Task brief: Gather every line of the entries that includes the word "Pussy".

________________________________________

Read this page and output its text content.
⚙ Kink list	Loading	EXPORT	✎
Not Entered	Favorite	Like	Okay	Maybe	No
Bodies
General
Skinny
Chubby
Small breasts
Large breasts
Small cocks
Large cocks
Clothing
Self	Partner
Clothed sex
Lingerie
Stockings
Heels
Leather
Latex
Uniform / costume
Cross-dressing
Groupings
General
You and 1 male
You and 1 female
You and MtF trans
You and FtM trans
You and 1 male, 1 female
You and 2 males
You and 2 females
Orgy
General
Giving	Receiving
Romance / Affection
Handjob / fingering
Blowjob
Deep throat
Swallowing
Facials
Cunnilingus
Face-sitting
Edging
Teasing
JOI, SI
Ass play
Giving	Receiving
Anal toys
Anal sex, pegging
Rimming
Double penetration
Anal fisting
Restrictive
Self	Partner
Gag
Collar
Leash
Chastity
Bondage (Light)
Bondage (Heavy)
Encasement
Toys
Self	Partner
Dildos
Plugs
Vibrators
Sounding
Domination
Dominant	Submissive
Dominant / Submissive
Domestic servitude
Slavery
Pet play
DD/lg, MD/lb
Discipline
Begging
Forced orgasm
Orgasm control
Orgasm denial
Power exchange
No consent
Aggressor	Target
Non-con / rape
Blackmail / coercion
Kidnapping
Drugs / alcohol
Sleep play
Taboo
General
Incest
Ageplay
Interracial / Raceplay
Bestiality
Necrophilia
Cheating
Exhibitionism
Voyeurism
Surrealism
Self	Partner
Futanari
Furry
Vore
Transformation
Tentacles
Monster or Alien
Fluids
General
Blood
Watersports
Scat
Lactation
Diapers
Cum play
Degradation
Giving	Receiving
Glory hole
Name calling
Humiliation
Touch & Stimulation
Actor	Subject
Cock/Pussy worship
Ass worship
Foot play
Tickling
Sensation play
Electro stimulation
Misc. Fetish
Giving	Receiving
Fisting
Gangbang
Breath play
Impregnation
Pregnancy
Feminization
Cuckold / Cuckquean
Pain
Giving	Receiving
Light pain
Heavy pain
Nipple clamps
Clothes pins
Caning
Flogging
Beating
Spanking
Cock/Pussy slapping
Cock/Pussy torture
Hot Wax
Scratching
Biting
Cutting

________________________________________

Result for this exercise:
Cock/Pussy worship
Cock/Pussy slapping
Cock/Pussy torture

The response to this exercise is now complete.